§ Written request:
Do any lines in the data below contain "pattern"? If so, copy every one of them.

== Data for the task

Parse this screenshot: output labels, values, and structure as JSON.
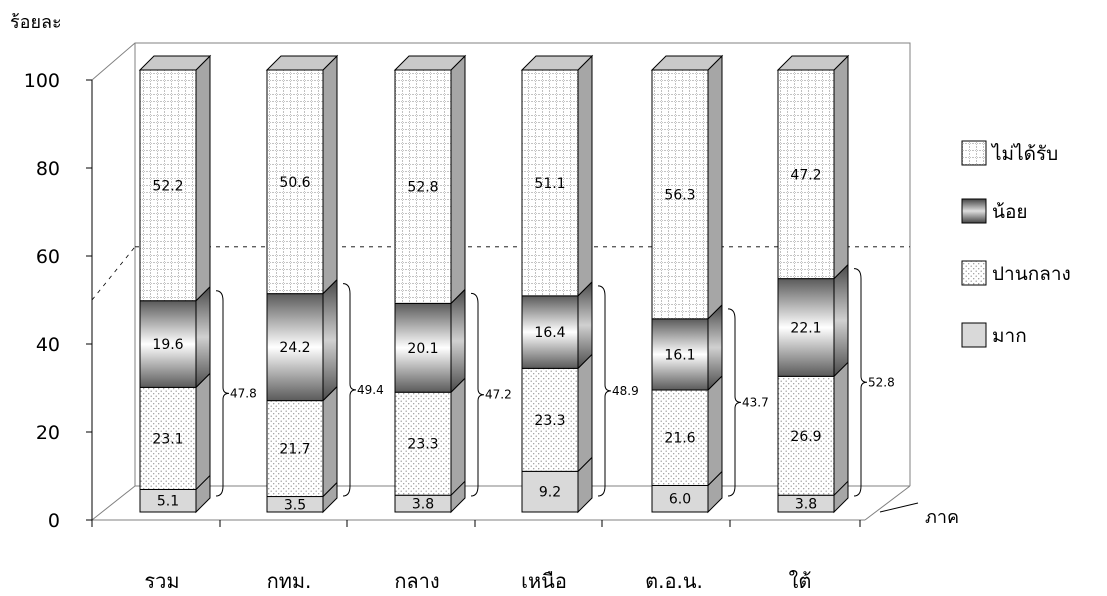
{
  "chart_data": {
    "type": "bar",
    "stacked": true,
    "ylabel": "ร้อยละ",
    "xlabel": "ภาค",
    "ylim": [
      0,
      100
    ],
    "yticks": [
      0,
      20,
      40,
      60,
      80,
      100
    ],
    "categories": [
      "รวม",
      "กทม.",
      "กลาง",
      "เหนือ",
      "ต.อ.น.",
      "ใต้"
    ],
    "series": [
      {
        "name": "มาก",
        "values": [
          5.1,
          3.5,
          3.8,
          9.2,
          6.0,
          3.8
        ],
        "labels": [
          "5.1",
          "3.5",
          "3.8",
          "9.2",
          "6.0",
          "3.8"
        ],
        "pattern": "solid-gray"
      },
      {
        "name": "ปานกลาง",
        "values": [
          23.1,
          21.7,
          23.3,
          23.3,
          21.6,
          26.9
        ],
        "labels": [
          "23.1",
          "21.7",
          "23.3",
          "23.3",
          "21.6",
          "26.9"
        ],
        "pattern": "dots"
      },
      {
        "name": "น้อย",
        "values": [
          19.6,
          24.2,
          20.1,
          16.4,
          16.1,
          22.1
        ],
        "labels": [
          "19.6",
          "24.2",
          "20.1",
          "16.4",
          "16.1",
          "22.1"
        ],
        "pattern": "gradient"
      },
      {
        "name": "ไม่ได้รับ",
        "values": [
          52.2,
          50.6,
          52.8,
          51.1,
          56.3,
          47.2
        ],
        "labels": [
          "52.2",
          "50.6",
          "52.8",
          "51.1",
          "56.3",
          "47.2"
        ],
        "pattern": "grid"
      }
    ],
    "bracket_totals": [
      "47.8",
      "49.4",
      "47.2",
      "48.9",
      "43.7",
      "52.8"
    ],
    "legend_order": [
      "ไม่ได้รับ",
      "น้อย",
      "ปานกลาง",
      "มาก"
    ],
    "legend_position": "right",
    "reference_line": 60,
    "colors": {
      "bar_side": "#a6a6a6",
      "bar_top": "#c9c9c9",
      "solid_front": "#d9d9d9",
      "dot": "#9a9a9a",
      "grid": "#b0b0b0"
    }
  }
}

====

§ Task output:
        "pattern": "solid-gray"
        "pattern": "dots"
        "pattern": "gradient"
        "pattern": "grid"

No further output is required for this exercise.